*Given task*
Go through the listing and return every line with "technology" in it.

*Items from a data source*

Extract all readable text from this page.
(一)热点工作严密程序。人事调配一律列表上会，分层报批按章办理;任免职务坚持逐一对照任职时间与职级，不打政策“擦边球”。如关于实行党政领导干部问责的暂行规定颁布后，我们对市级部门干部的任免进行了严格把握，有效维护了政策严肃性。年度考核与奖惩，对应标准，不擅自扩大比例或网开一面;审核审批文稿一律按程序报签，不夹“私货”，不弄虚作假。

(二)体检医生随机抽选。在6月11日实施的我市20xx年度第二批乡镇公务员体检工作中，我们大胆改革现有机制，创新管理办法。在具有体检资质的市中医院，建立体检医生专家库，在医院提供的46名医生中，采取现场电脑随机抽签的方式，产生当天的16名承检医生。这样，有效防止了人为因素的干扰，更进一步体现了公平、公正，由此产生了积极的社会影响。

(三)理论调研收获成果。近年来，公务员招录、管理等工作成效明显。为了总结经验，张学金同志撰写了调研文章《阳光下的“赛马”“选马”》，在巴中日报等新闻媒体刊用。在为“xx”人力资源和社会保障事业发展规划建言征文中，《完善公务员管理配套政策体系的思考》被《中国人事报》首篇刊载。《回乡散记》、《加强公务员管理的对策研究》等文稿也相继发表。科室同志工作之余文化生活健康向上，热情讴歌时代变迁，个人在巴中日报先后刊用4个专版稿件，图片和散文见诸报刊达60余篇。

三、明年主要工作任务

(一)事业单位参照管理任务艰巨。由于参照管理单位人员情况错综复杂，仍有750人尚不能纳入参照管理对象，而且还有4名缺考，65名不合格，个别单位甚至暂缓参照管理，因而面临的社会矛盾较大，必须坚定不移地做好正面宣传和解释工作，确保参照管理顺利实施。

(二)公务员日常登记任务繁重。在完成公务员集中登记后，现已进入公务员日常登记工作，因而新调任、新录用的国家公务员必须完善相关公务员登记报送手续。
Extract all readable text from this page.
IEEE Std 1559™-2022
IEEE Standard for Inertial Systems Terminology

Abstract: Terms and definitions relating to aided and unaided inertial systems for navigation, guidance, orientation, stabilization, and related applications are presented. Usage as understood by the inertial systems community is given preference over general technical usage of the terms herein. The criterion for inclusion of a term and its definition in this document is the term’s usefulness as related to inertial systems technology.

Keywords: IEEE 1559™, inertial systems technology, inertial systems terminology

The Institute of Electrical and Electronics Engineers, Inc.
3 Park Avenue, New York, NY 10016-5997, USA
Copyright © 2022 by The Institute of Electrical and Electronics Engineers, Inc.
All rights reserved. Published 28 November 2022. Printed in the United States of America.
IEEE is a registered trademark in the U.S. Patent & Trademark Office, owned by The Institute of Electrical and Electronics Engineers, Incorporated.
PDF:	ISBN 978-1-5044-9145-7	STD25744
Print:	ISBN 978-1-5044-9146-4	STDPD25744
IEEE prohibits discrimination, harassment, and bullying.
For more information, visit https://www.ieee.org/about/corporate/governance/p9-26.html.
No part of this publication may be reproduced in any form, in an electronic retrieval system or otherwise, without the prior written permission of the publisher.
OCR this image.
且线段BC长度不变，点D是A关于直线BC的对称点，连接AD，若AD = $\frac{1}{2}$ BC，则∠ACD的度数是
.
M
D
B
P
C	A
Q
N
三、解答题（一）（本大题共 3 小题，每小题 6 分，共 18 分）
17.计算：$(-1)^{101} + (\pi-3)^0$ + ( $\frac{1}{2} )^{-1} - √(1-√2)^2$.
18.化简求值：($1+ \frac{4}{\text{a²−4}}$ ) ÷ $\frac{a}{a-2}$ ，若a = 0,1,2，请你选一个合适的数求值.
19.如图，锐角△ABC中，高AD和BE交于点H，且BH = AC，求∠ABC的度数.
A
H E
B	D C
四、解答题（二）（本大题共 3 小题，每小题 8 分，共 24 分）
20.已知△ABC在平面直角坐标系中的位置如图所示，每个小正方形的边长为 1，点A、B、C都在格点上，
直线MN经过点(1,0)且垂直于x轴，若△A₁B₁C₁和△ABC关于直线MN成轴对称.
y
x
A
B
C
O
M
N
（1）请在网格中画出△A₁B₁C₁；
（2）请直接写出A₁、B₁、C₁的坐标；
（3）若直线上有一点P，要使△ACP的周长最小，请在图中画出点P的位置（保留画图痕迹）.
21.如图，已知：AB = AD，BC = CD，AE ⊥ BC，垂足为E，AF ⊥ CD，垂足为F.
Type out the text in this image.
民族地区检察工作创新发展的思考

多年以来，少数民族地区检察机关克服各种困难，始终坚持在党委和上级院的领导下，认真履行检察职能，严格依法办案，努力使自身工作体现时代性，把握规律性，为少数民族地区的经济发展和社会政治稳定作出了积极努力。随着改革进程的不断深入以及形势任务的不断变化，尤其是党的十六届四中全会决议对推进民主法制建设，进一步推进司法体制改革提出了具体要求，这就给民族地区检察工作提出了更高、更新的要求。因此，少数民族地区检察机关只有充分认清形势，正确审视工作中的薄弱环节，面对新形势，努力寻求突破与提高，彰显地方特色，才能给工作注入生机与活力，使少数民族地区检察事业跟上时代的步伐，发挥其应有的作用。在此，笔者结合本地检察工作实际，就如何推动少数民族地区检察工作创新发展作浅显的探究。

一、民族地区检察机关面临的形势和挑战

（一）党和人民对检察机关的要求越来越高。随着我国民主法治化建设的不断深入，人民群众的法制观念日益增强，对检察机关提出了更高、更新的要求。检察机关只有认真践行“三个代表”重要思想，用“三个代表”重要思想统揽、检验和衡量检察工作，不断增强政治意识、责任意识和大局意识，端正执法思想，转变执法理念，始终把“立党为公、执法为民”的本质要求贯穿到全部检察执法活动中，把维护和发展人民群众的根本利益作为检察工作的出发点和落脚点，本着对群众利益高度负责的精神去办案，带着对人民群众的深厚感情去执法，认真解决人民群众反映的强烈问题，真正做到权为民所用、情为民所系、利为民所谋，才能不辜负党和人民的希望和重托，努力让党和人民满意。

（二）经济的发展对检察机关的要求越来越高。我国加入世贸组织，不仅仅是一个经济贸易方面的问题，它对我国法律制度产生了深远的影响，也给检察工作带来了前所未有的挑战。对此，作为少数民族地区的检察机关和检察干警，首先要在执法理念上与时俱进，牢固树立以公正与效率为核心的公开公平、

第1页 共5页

*Written answer*
Abstract: Terms and definitions relating to aided and unaided inertial systems for navigation, guidance, orientation, stabilization, and related applications are presented. Usage as understood by the inertial systems community is given preference over general technical usage of the terms herein. The criterion for inclusion of a term and its definition in this document is the term’s usefulness as related to inertial systems technology.
Keywords: IEEE 1559™, inertial systems technology, inertial systems terminology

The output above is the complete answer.